- [THE EXERCISE]
Track down the lines that contain "annotation" and copy them.

------------------------------------------------------------------------

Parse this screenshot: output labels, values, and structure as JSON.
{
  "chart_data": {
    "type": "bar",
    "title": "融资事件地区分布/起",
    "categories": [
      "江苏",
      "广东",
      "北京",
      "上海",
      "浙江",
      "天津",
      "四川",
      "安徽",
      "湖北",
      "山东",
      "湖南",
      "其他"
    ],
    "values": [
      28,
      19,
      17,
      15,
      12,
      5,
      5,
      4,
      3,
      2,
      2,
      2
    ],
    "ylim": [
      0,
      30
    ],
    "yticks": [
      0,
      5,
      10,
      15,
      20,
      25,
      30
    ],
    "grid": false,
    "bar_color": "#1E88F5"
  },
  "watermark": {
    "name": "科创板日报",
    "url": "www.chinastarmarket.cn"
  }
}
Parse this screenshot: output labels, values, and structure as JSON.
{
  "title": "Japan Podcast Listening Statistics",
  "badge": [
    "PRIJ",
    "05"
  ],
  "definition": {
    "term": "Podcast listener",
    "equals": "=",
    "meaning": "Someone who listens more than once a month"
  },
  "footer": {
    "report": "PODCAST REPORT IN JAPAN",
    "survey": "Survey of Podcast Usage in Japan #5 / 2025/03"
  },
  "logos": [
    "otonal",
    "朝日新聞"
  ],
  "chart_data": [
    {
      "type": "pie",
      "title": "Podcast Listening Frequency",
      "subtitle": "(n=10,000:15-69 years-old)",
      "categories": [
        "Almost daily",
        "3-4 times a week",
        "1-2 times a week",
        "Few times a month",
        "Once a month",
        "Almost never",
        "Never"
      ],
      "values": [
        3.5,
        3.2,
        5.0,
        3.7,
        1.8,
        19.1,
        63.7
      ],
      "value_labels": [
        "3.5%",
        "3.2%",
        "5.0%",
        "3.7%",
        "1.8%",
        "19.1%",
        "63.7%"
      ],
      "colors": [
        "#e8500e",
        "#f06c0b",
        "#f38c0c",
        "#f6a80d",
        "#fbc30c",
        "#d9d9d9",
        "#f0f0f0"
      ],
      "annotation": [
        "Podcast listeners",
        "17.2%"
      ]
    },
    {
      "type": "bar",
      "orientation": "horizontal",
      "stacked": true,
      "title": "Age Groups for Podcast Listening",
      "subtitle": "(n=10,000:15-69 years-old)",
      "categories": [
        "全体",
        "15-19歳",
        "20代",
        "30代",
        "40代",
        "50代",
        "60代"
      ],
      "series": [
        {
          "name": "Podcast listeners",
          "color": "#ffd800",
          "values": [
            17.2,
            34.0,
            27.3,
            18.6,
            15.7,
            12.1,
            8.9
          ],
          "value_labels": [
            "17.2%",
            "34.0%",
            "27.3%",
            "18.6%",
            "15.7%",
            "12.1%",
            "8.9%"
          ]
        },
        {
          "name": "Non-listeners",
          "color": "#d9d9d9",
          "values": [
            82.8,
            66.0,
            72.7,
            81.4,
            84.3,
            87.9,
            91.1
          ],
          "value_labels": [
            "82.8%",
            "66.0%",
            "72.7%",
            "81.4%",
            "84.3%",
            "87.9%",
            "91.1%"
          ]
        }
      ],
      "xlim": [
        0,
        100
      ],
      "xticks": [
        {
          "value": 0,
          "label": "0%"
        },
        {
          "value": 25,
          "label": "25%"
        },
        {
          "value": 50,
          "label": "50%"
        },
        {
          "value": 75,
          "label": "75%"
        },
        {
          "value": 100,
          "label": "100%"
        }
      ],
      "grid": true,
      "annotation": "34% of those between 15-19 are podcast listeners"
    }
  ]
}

------------------------------------------------------------------------

- [SOLUTION TO THIS PROBLEM]
      "annotation": [
      "annotation": "34% of those between 15-19 are podcast listeners"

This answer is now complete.